╭─ 本文抜粋

実篤が「仙川の家」と呼んだ邸宅は、平成30年(2018年)に国の登録有形文化財となり、建築から60年余りを経て再評価を得ます。また、令和に入り、机や椅子、腰掛け、敷物など、実篤が愛用した家具の制作元が相次いで明らかとなりました。本展覧会は、当館で平成20年に開催した秋の特別展「仙川の家」に近年の調査・研究成果を加えて再構築するものです。実篤自ら「仕事の完成の地」といった仙川の家での20年間を振り返るとともに、その暮らしを支えた建築や家具などを紹介します。

 
   

企画展「新収蔵品展」

会期:2024年6月15日(土曜日)から7月15日(月曜日・祝日)

当館では昭和60年(1985年)の開館以来、武者小路実篤に関する資料および研究情報のステーションとしての機能を果たすために、日頃から資料の収集・保存に努め、現在では、美術品や文学資料、図書、雑誌、印刷物などおよそ6万5千点を収蔵しています。
本展覧会では、令和2年(2020年)4月から令和6年(2024年)3月までに新しく収蔵した作品・資料と調査・研究の成果を紹介します。『白樺』草創期に実篤が文壇の先輩へ送った葉書や、永く親交のあった方が部屋にかけて日々眺めた実篤の画、武者小路家で再発見された愛蔵品など、明治・大正・昭和から現在へと大切に保存されてきた貴重な資料を、所蔵者から託された思いと共にご覧いただきます。

 
   

夏休み企画「知ってる? 武者小路実篤」

会期:2024年7月20日(土曜日)から9月1日(日曜日)

今年の夏休みを「実篤と出会う夏」にしてみませんか。武者小路実篤って本名?どんな人?何をしたの?なぜ調布に記念館があるの?といった実篤についての疑問から、原稿ってどんなもの?美術ってどう見るの?新しき村ってなんのために作られたの?などの一歩ふみこんだ内容まで、分かりやすい解説でご案内。子どもから大人まで、初めて実篤を知る人に向けた入門編の展覧会です。

 
   

秋季展「自筆原稿の魅力」

会期:2024年9月7日(土曜日)から10月14日(月曜日・祝日)

╰─

*実施する作業*:
1. 武者小路実篤の展覧会案内について、「実篤が「仙川の家」と呼んだ邸」を含む箇所から始めて「6万5千点を収蔵しています。」で終わるまでの部分を、「仙川の家」を「調布の家」に置き換えて書き直してください。
2. 武者小路実篤の展覧会案内を、最後の文のあとから書き継いでください。
各行は本文の内容とは関係がありません。

╭─ 提供された行

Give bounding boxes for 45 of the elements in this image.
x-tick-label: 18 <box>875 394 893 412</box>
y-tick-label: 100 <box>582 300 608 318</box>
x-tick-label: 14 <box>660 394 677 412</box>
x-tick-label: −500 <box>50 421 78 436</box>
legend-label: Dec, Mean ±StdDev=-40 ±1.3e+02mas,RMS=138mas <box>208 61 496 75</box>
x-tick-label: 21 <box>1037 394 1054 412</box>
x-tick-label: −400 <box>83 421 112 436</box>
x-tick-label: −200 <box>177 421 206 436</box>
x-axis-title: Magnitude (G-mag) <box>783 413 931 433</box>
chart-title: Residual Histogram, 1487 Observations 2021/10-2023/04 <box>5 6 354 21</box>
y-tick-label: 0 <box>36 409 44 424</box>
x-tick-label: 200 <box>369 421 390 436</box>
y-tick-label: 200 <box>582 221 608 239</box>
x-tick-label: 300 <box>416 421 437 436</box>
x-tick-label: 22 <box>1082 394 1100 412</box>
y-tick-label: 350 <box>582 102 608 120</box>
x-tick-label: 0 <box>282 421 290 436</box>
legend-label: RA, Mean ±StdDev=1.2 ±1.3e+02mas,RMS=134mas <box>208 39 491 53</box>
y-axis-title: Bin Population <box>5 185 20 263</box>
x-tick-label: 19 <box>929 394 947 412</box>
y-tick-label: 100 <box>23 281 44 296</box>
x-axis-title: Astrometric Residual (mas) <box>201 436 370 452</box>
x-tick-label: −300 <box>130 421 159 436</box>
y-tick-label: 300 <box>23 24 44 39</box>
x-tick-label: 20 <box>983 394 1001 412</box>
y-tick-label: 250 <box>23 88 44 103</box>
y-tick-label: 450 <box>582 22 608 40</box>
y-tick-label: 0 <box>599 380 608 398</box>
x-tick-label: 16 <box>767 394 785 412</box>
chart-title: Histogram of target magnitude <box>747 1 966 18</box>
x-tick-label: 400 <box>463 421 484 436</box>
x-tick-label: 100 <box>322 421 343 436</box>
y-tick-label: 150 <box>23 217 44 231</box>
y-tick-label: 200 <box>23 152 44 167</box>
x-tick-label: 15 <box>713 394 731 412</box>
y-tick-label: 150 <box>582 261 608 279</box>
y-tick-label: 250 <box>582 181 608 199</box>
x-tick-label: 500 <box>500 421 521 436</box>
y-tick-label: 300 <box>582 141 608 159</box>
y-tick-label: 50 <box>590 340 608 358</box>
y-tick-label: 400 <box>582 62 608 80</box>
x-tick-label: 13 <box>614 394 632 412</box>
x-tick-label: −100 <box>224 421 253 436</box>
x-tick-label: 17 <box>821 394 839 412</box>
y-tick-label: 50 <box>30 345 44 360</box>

╰─

*解答済みの問題*:
1.
実篤が「調布の家」と呼んだ邸宅は、平成30年(2018年)に国の登録有形文化財となり、建築から60年余りを経て再評価を得ます。また、令和に入り、机や椅子、腰掛け、敷物など、実篤が愛用した家具の制作元が相次いで明らかとなりました。本展覧会は、当館で平成20年に開催した秋の特別展「調布の家」に近年の調査・研究成果を加えて再構築するものです。実篤自ら「仕事の完成の地」といった調布の家での20年間を振り返るとともに、その暮らしを支えた建築や家具などを紹介します。

 
   

企画展「新収蔵品展」

会期:2024年6月15日(土曜日)から7月15日(月曜日・祝日)

当館では昭和60年(1985年)の開館以来、武者小路実篤に関する資料および研究情報のステーションとしての機能を果たすために、日頃から資料の収集・保存に努め、現在では、美術品や文学資料、図書、雑誌、印刷物などおよそ6万5千点を収蔵しています。

2.
雑誌や本となって世に出る前の直筆原稿には、推敲の跡が残り、筆者の思考の軌跡を読み取ることができます。実篤が原稿執筆に使用する用紙や筆記用具は様々で、字の癖や用紙の使い方などには、筆者の性格や時代背景も映し出されています。また、原稿に記された編集の際のさまざまな指示からは、印刷や出版の過程を知ることができます。
当館は武者小路実篤の直筆原稿を300点余収蔵しています。このうち約半数について、今年度、国文学研究資料館の近代文学者草稿のデジタル化プロジェクトの一環として画像データを公開いたします。これを機会に、自筆原稿が持つ魅力をあらためて紹介します。

 
   

秋の特別展「式場隆三郎と武者小路実篤」

会期:2024年10月26日(土曜日)から12月8日(日曜日)

式場隆三郎(1898-1965)は、精神科医の傍ら、ゴッホを始めとする芸術家の研究や民藝運動、放浪の画家・山下清の後援など多岐にわたる活動で知られ、近年改めてその業績に注目が集まっています。
式場は大正7年(1918年)に実篤が創設した共同体・新しき村の新潟支部を作り、機関誌に医学生・垣沼隆三郎の名前で新しき村に病院を作る構想を発表するなど、実篤とも深いつながりがありました。結果的には、その構想が実現することはありませんでしたが、式場の医師としての原点は新しき村にあったと言っても過言ではないでしょう。『白樺』や新しき村をはじめ、ゴッホや民藝運動への関わりなど、式場と実篤の共通項をトピックとしながら、2人の交友を紹介します。

 
   

企画展「心たのしく画をかく」油彩画の表現

会期:2024年12月14日(土曜日)から2025年1月26日(日曜日)

40歳を前に絵筆をとると、日々、精神を込めて画を描いた実篤。筆と墨を使って一発勝負で描く淡彩画と異なり、油彩画では幾度も絵の具を重ね、自分が感じた美しさをキャンバスに表そうと、真剣に向き合った姿勢を絵から感じることができます。若き日の作品から89歳で描いた最後の作品まで、実篤の油彩画を一挙にご覧に入れるとともに、実篤が綴った描画への思いを紹介します。

企画展「生活を彩った実篤グッズ」

会期:2025年2月1日(土曜日)から3月9日(日曜日)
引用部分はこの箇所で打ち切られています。